- [TESTO PROPOSTO]:
_ _ _ _ _

Jannik Sinner ha ripreso il suo percorso di recupero al J Medical, il centro sanitario all'interno dell’Allianz Stadium di Torino, in seguito al forfait annunciato agli Us Open. L'infortunio, descritto dal tennista italiano come un ‘problema’ al ginocchio destro, si è rivelato essere una complessa infiammazione a livello tendineo, probabilmente dovuta a sovraccarichi muscolari.
Il disagio è emerso a fine luglio, durante gli allenamenti preparatori per il Masters di Cincinnati, evento che Sinner ha dovuto saltare. Il piano di recupero, già basato su sedute quotidiane di fisioterapia con onde d’urto e esercizi di rinforzo articolare, non si è dimostrato sufficiente a consentire al campione italiano di partecipare all'ultimo Slam della stagione.

_ _ _ _ _

- [ESERCIZI]:
a - Secondo l'articolo sull'infortunio di Sinner, dove si trova il centro sanitario J Medical?
b - Elenca tutte le strutture e tutti i tornei citati per nome nell'articolo sull'infortunio di Sinner.
c - Prosegui l'articolo sull'infortunio di Sinner dopo la sua ultima frase.
Il materiale riportato qui sotto non è necessario.

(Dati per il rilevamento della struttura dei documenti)
_ _ _ _ _

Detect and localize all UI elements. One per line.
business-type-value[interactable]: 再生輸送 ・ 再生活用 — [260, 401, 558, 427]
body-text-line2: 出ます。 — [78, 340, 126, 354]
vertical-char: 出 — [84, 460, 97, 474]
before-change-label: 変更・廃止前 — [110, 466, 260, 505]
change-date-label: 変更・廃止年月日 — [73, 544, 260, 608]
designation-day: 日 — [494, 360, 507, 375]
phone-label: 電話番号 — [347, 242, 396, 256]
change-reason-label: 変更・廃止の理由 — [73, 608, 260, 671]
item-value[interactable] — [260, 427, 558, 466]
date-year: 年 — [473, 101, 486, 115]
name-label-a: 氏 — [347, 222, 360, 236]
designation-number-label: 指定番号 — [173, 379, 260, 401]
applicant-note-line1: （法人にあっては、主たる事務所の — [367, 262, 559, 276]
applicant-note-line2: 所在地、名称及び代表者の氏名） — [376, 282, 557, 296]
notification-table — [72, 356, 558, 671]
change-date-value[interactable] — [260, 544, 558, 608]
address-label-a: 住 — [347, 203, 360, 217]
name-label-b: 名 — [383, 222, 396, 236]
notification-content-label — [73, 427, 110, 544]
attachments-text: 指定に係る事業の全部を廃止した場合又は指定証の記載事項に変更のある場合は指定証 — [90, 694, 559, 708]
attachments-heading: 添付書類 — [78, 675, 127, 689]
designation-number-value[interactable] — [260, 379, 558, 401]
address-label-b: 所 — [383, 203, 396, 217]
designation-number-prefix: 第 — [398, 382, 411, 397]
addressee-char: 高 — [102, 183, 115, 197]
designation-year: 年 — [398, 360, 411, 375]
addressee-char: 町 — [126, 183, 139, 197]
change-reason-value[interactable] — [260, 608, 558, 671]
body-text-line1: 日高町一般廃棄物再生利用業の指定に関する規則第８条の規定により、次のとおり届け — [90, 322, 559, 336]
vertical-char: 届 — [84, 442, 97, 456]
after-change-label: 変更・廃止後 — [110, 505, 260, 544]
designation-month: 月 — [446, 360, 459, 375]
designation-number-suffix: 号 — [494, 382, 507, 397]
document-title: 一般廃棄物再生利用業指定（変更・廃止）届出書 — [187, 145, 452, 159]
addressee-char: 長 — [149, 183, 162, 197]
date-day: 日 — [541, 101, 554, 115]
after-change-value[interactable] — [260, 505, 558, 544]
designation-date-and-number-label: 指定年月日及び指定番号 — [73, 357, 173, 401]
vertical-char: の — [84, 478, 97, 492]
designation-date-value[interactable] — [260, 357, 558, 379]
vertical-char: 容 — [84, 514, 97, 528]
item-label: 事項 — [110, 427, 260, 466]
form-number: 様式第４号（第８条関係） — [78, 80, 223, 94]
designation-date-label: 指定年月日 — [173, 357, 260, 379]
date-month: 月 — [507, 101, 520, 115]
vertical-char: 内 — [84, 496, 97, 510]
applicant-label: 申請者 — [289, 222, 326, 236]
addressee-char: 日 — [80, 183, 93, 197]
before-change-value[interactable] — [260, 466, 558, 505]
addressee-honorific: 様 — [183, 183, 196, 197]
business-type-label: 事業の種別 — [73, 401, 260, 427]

_ _ _ _ _

- [RISPOSTE ATTESE]:
a - All'interno dell'Allianz Stadium di Torino.

b - J Medical, Allianz Stadium, Us Open, Masters di Cincinnati

c -
Nonostante il deludente forfait, Sinner ha intrapreso immediatamente le misure necessarie per accelerare la guarigione. Il J Medical, con il suo team medico specializzato, continuerà a monitorare attentamente l’evoluzione del giocatore e ad adattare il programma di recupero alle sue esigenze specifiche. La priorità rimane quella di permettere a Sinner di tornare in campo al più presto possibile.
La decisione di saltare gli Us Open sottolinea la delicatezza dell'infortunio e la necessità di un approccio prudente da parte del team medico. L’obiettivo ora è massimizzare il tempo di recupero, evitando ulteriori complicazioni e garantendo a Sinner una preparazione ottimale per le prossime competizioni.